Текст для чтения
────
Правда, Шептицкий не считал за лицемерие еще в марте 1914 г. направить Николаю II тайное послание, в котором он уверял императора в своей верности и называл его «объединителем славянства». Очевидно, граф желал подстраховаться на случай неблагоприятного для Австрии исхода войны
Тем не менее в конце июля 1914 г. Шептицкий как сенатор участвует в тайном совещании в Вене, где его просят подготовить рекомендации относительно политики австро-немецкого командования на случай оккупации Украины. Граф выполнил это поручение правительства и создал грандиозный проект который в равной мере учитывал и запросы Австрийской монархии, и прозелитические интересы Ватикана, и личные амбиции митрополита. Вот текст этого документа (с незначительными сокращениями):
«Как только победоносная австрийская армия пересечет границу Украины, перед нами встанет тройная задача военной, социальной и церковной организации страны. Решение этих задач должно <...> содействовать предполагаемому восстанию на Украине, но также для того, чтобы отделить эти области от России при каждом удобном случае как можно решительнее, чтобы придать им близкий народу характер независимой от России и чуждой царской державе национальной территории. Для этой цели должны быть использованы все украинские традиции, подавленные Россией, чтобы возродить их в памяти и ввести в сознание народных масс так метко и точно, чтобы никакая политическая комбинация не была в состоянии ликвидировать последствия нашей победы.
I.  Военная традиция должна быть построена на традициях запорожских казаков (отсюда и «сечевые стрельцы» в память о Запорожской Сечи - В П) <...> Самый выдающийся военачальник мог бы после великой победы быть наречен нашим кайзером «гетманом Украины» <...> (на роль будущего «гетмана» впоследствии был выдвинут австрийскими властями эрцгерцог Вильгельм Габсбург, который также перешел в униатство и стал именоваться на украинский манер - Василем Вышиванным - за ношение украинских вышитых сорочек - В. П.). Он мог бы в ранге походного командира или фельдмаршала получить определенную автономию в рамках нашей военной администрации, чтобы создавать верные военной администрации кадры, среди которых могли бы найти себе место восставшие украинцы. Национальный характер должен проявиться в названиях воинских должностей (атаманы, есаулы, полковники, сотники), далее - в обмундировании, воинских группах и т. п. Гетману должно быть позволено отдавать «универсалии» (приказы и обращения) к армии и народу, назначать есаулов, атаманов и др. К нему должен быть приставлен человек, знакомый с историей Украины, который мог составлять официальные бумаги, помогать советом, словом и делом. Подобная военная организация легко распространилась бы на всю страну, а также могла бы способствовать и регулированию движения украинцев.»
────
Ваши задания
1. Изложите текст о проекте Шептицкого в двух предложениях.
2. Продолжите текст о проекте Шептицкого, начиная сразу после его последнего предложения.
────
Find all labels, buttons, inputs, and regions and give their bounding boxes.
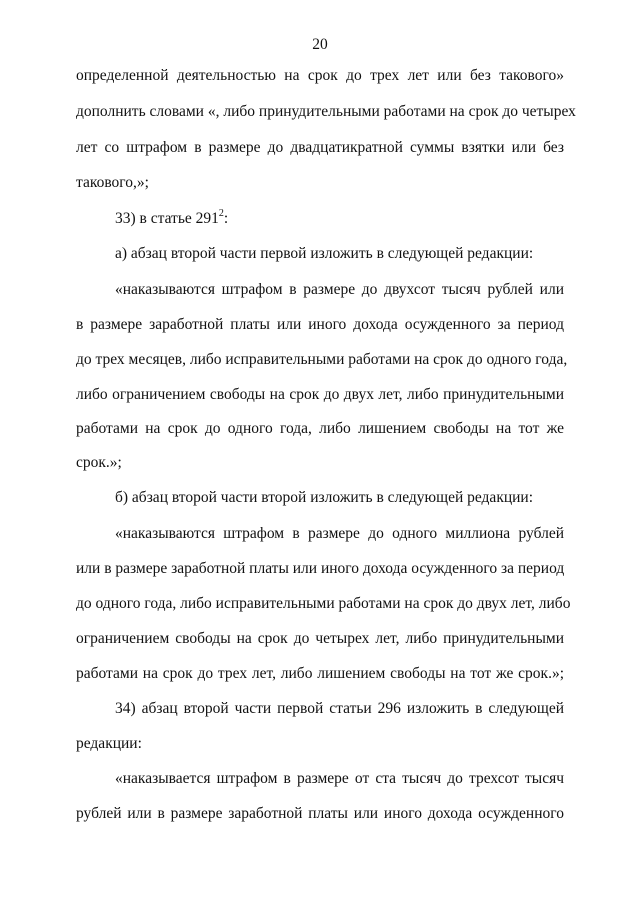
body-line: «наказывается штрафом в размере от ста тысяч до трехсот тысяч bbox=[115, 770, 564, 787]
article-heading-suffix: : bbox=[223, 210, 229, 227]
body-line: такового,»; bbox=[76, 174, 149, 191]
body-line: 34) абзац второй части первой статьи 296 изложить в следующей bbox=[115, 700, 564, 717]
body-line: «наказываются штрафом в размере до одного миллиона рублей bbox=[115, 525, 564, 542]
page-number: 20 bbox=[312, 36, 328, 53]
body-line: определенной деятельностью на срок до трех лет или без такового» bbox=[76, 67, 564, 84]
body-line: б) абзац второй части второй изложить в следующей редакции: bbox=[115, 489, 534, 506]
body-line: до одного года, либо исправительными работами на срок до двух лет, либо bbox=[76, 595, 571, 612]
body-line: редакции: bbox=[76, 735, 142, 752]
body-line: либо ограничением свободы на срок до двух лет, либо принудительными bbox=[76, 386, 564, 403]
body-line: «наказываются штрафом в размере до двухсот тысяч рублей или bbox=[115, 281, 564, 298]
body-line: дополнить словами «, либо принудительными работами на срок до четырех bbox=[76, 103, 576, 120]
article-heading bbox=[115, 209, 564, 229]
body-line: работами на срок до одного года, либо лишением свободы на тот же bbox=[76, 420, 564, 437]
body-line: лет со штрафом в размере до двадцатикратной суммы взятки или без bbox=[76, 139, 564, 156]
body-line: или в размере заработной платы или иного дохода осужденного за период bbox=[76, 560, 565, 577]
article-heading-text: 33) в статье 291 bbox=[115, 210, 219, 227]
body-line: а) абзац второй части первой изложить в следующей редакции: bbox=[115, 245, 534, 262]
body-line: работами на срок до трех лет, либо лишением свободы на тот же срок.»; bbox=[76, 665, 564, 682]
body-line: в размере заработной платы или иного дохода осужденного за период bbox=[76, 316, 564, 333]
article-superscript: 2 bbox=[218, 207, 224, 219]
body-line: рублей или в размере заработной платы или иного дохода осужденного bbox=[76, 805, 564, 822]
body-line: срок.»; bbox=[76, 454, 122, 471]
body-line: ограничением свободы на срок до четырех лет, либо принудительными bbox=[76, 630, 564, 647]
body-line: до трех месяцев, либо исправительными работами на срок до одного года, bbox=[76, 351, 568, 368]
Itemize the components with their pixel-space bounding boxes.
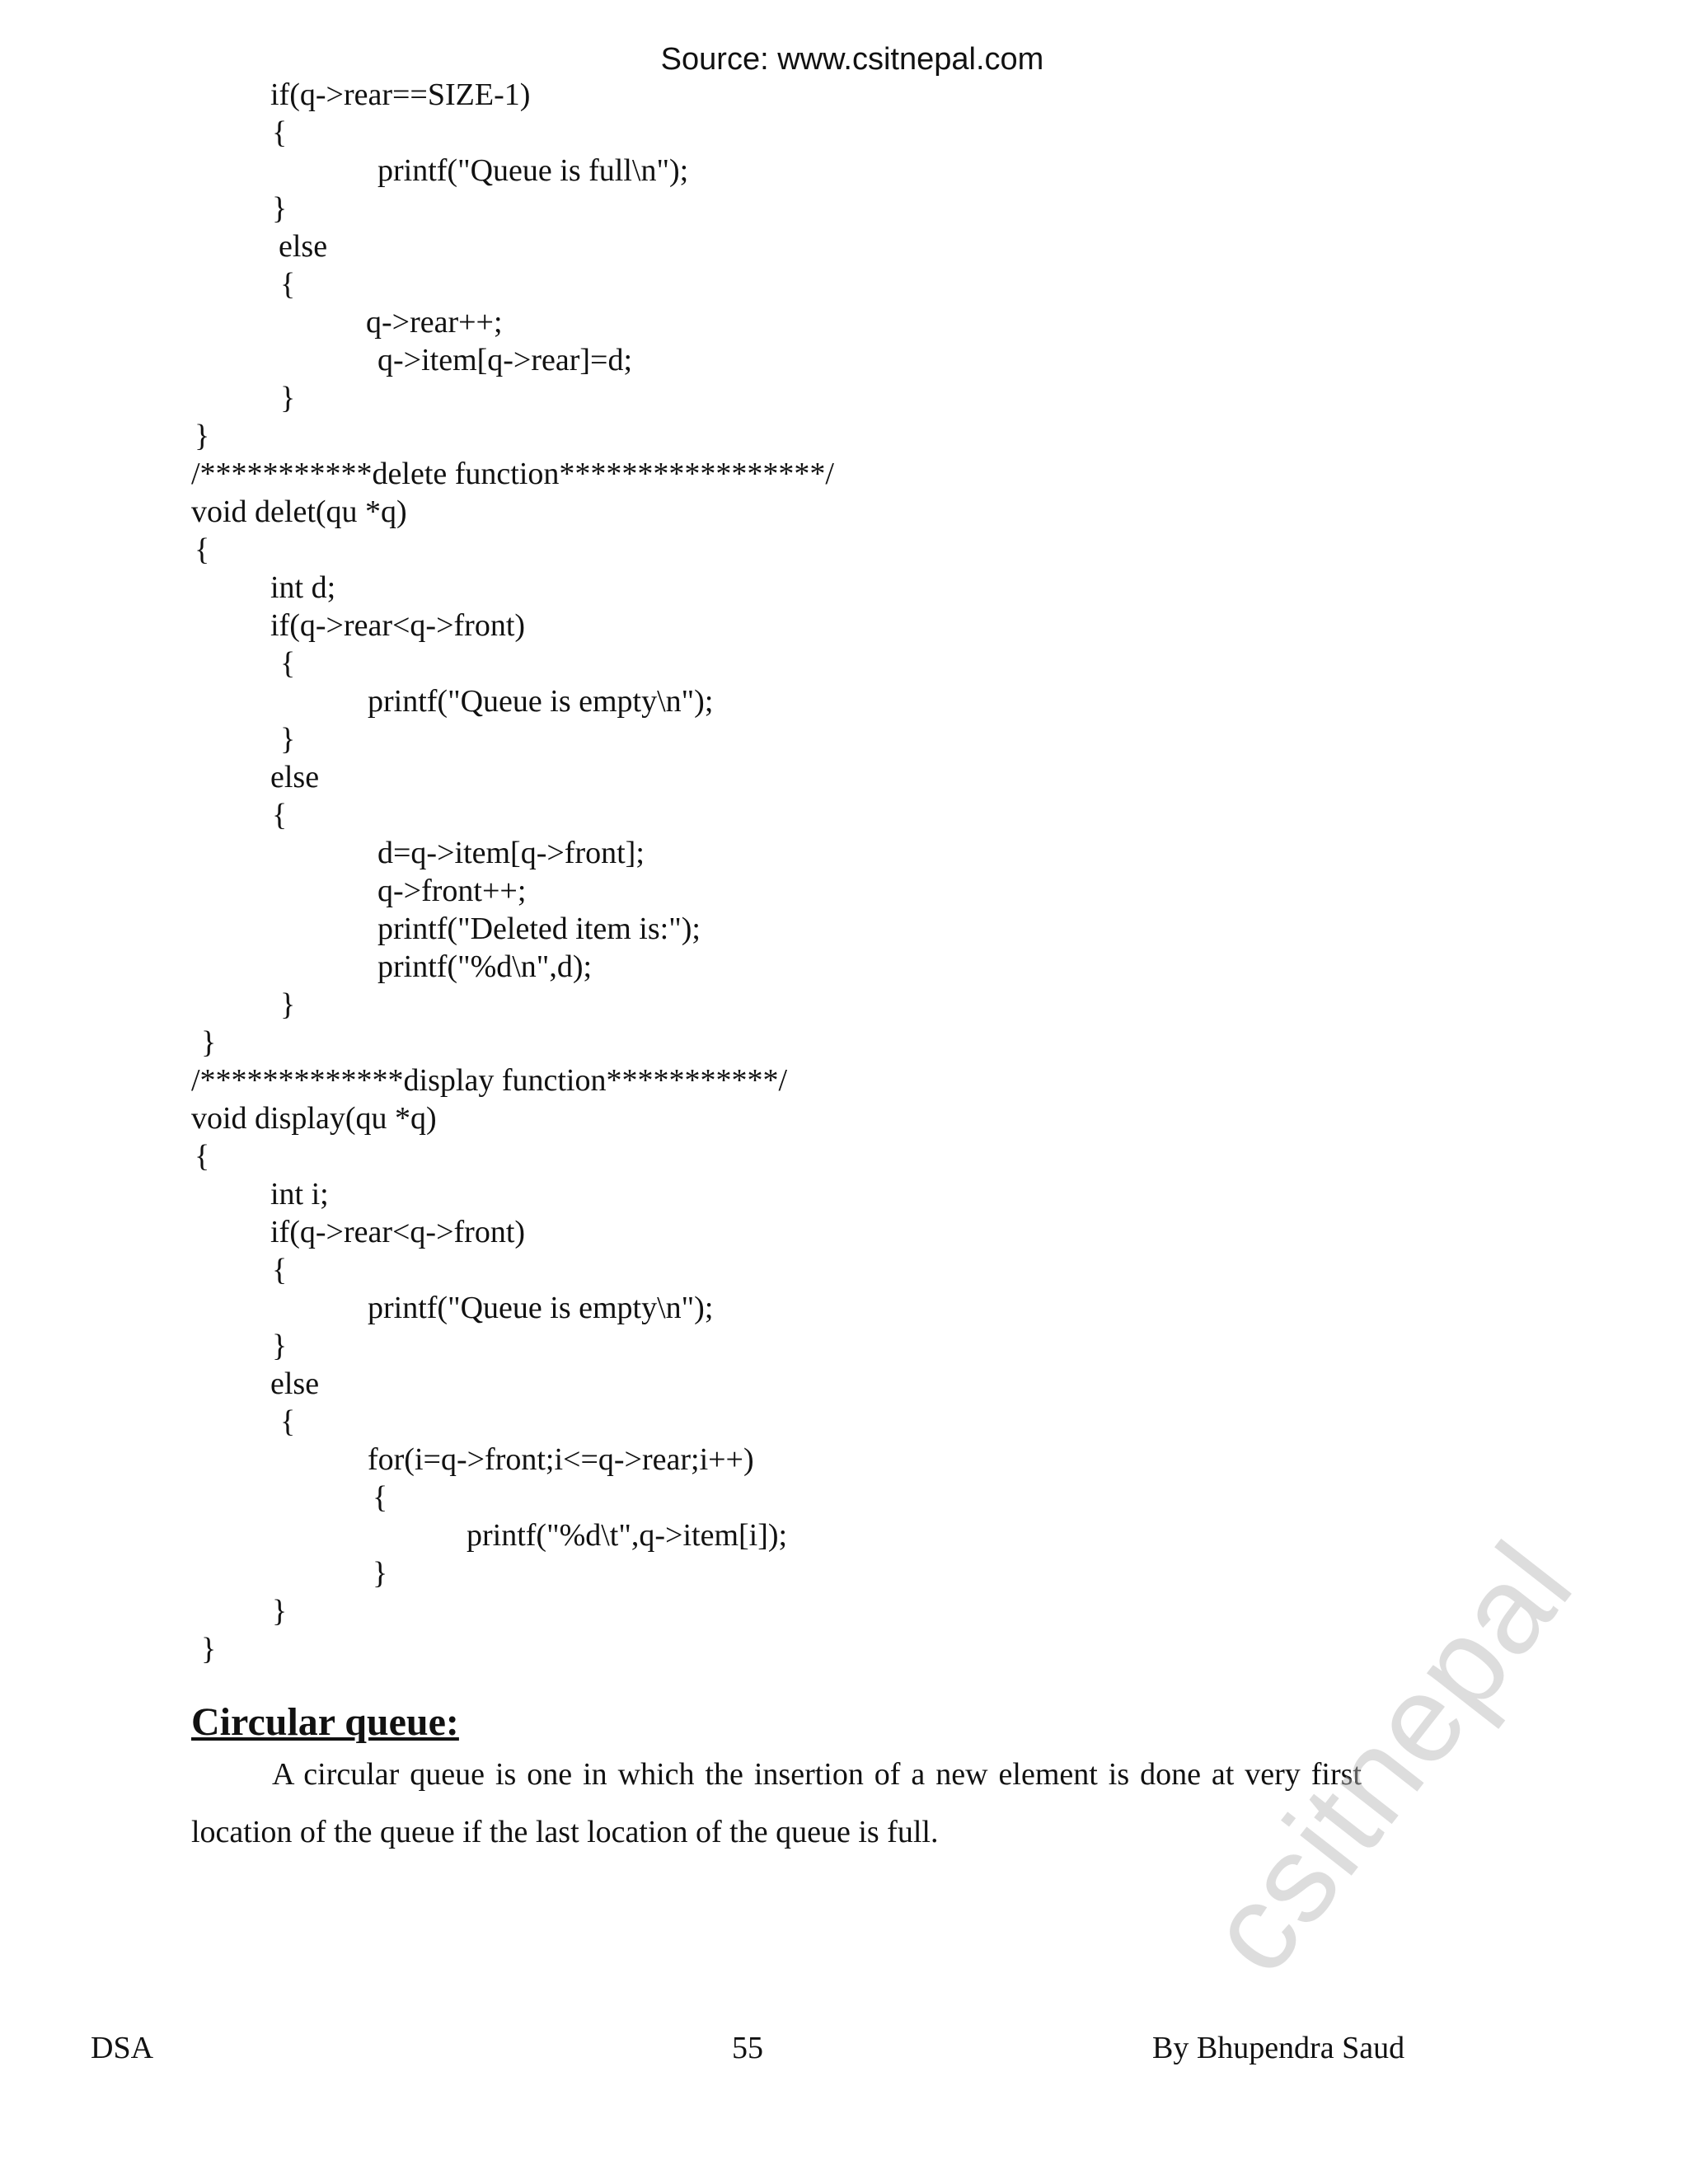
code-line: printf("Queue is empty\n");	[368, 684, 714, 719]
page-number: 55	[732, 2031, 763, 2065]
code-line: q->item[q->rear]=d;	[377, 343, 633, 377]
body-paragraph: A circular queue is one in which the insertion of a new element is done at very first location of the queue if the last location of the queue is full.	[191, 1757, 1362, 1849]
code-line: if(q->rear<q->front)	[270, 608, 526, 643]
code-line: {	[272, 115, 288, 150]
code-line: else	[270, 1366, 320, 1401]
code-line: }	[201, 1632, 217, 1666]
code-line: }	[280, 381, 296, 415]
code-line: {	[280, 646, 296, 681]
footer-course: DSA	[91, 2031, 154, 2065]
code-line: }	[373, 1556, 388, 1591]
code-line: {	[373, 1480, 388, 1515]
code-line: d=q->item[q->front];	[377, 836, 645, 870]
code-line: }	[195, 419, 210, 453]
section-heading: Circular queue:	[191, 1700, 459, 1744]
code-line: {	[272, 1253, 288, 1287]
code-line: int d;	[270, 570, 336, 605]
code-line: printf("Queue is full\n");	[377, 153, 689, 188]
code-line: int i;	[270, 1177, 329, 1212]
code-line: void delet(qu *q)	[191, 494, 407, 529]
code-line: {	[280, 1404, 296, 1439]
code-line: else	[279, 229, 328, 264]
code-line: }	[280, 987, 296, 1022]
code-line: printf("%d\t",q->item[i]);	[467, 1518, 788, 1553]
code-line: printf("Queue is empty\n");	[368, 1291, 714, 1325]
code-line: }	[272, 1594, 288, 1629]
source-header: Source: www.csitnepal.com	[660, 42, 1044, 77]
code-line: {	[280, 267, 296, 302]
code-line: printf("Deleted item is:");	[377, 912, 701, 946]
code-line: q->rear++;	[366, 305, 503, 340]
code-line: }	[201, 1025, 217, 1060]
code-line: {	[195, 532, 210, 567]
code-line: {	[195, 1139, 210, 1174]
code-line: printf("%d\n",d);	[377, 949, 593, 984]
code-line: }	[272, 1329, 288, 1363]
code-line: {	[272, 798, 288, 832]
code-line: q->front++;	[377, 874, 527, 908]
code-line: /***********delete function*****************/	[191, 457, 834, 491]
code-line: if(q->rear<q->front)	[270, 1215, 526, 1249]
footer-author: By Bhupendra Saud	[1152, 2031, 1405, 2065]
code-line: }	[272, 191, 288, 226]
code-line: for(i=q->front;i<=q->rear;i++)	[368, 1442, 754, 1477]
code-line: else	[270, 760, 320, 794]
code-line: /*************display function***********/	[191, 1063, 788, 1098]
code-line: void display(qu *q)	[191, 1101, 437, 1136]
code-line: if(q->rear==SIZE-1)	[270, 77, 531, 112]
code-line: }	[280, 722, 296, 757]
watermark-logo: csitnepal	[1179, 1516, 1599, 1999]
────
Ответы
1. В конце июля 1914 г. Шептицкий как сенатор участвовал в тайном совещании в Вене и по поручению правительства подготовил рекомендации для австро-немецкого командования на случай оккупации Украины. В этом проекте предлагалось решительно отделить украинские области от России, используя подавленные Россией украинские традиции, и строить военную организацию на традициях запорожских казаков с гетманом во главе.

2.
II. В продолжение войны должна быть принята во внимание также правовая и социальная организация, чтобы доказать населению, сколь многие направления русского законодательства были несправедливы и угнетали его. Наряду с провозглашением свободы, терпимости и т. д. (основные законы) должна быть также опубликована австрийская Конституция (в аутентично популяризованном украинском переводе) и всевозможные другие австрийские своды законов. Комиссия из австрийских и русских (украинских) юристов должна будет подготовить суммарную кодификацию. В первую очередь должны быть рассмотрены те стороны общественной и частно-правовой жизни, в которых украинцы - народ - массы чувствуют себя наиболее угнетенными.
III. Церковная организация должна преследовать ту же самую цель - Церковь на Украине необходимо по возможности полнее отделить от российской. Оставляя в стороне доктрину, сферу догматики, было бы необходимо издать серию церковных распоряжений, например об отделении Украинской Церкви от Петербургского Синода, о запрещении молиться за царя, о необходимости молиться за цесаря. Вместе с тем великорусские московские святые должны быть удалены из календаря и т. д. Все эти декреты должны быть изданы авторитетом церковным, а не исходить от гражданской или военной власти - чтобы таким образом избавиться от российской системы. Также было бы абсолютно нецелесообразно устанавливать Синод (по образцу Петербургского Синода). Митрополит Галицкий («и всея Украины») мог бы этими декретами устанавливать то, что согласно с фундаментальными принципами Восточной Церкви и традициями Митрополичьего престола и было бы одобрено военной администрацией. Я как митрополит мог бы это сделать, поскольку в соответствии с каноническими правилами Восточной Церкви и традициями моих предшественников имею право, подтвержденное Римом, пользоваться данной властью во всех сферах. Если начерченный мной план будет принят - а так оно, наверное, и будет,- на Украине будет установлен единый центр духовной власти и Церкви как организма, представляющего собой невидимое целое. И он будет целиком отделен от Российской Церкви.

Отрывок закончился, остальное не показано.